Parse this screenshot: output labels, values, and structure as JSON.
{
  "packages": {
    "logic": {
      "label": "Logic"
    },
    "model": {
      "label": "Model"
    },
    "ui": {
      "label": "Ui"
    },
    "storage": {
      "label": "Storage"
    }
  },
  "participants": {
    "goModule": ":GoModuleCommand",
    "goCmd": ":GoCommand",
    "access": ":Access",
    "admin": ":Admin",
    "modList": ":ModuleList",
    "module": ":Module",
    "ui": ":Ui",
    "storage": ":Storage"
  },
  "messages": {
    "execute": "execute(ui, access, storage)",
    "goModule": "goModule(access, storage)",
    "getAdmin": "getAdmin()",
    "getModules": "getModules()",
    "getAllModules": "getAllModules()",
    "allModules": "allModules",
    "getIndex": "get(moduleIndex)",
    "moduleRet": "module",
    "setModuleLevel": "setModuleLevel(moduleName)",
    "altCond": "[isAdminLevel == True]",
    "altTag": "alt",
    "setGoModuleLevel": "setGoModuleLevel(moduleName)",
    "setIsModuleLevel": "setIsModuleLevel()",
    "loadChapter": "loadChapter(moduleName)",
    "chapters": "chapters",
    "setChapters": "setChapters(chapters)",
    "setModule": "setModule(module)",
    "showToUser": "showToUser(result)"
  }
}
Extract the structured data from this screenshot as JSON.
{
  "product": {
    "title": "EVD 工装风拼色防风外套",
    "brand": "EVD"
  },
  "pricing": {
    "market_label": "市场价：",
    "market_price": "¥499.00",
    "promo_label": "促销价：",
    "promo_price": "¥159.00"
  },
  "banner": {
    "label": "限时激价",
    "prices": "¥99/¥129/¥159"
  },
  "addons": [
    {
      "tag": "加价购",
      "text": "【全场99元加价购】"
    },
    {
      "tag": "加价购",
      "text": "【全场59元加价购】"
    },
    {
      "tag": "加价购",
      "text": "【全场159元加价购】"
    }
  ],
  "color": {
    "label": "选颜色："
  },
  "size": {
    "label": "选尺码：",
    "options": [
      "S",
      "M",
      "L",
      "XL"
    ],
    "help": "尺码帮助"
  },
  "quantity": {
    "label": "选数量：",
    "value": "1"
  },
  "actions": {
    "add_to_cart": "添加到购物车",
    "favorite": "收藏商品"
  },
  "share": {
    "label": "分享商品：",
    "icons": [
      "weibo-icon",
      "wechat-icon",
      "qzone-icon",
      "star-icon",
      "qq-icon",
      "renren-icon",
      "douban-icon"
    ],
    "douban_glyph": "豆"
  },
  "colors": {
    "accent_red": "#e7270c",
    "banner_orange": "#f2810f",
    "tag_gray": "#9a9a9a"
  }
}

________________________________________

▶ _What the task asks_
Retype all the material above precisely, with no line left out.

▶ _Response_
Parse this screenshot: output labels, values, and structure as JSON.
{
  "packages": {
    "logic": {
      "label": "Logic"
    },
    "model": {
      "label": "Model"
    },
    "ui": {
      "label": "Ui"
    },
    "storage": {
      "label": "Storage"
    }
  },
  "participants": {
    "goModule": ":GoModuleCommand",
    "goCmd": ":GoCommand",
    "access": ":Access",
    "admin": ":Admin",
    "modList": ":ModuleList",
    "module": ":Module",
    "ui": ":Ui",
    "storage": ":Storage"
  },
  "messages": {
    "execute": "execute(ui, access, storage)",
    "goModule": "goModule(access, storage)",
    "getAdmin": "getAdmin()",
    "getModules": "getModules()",
    "getAllModules": "getAllModules()",
    "allModules": "allModules",
    "getIndex": "get(moduleIndex)",
    "moduleRet": "module",
    "setModuleLevel": "setModuleLevel(moduleName)",
    "altCond": "[isAdminLevel == True]",
    "altTag": "alt",
    "setGoModuleLevel": "setGoModuleLevel(moduleName)",
    "setIsModuleLevel": "setIsModuleLevel()",
    "loadChapter": "loadChapter(moduleName)",
    "chapters": "chapters",
    "setChapters": "setChapters(chapters)",
    "setModule": "setModule(module)",
    "showToUser": "showToUser(result)"
  }
}
Extract the structured data from this screenshot as JSON.
{
  "product": {
    "title": "EVD 工装风拼色防风外套",
    "brand": "EVD"
  },
  "pricing": {
    "market_label": "市场价：",
    "market_price": "¥499.00",
    "promo_label": "促销价：",
    "promo_price": "¥159.00"
  },
  "banner": {
    "label": "限时激价",
    "prices": "¥99/¥129/¥159"
  },
  "addons": [
    {
      "tag": "加价购",
      "text": "【全场99元加价购】"
    },
    {
      "tag": "加价购",
      "text": "【全场59元加价购】"
    },
    {
      "tag": "加价购",
      "text": "【全场159元加价购】"
    }
  ],
  "color": {
    "label": "选颜色："
  },
  "size": {
    "label": "选尺码：",
    "options": [
      "S",
      "M",
      "L",
      "XL"
    ],
    "help": "尺码帮助"
  },
  "quantity": {
    "label": "选数量：",
    "value": "1"
  },
  "actions": {
    "add_to_cart": "添加到购物车",
    "favorite": "收藏商品"
  },
  "share": {
    "label": "分享商品：",
    "icons": [
      "weibo-icon",
      "wechat-icon",
      "qzone-icon",
      "star-icon",
      "qq-icon",
      "renren-icon",
      "douban-icon"
    ],
    "douban_glyph": "豆"
  },
  "colors": {
    "accent_red": "#e7270c",
    "banner_orange": "#f2810f",
    "tag_gray": "#9a9a9a"
  }
}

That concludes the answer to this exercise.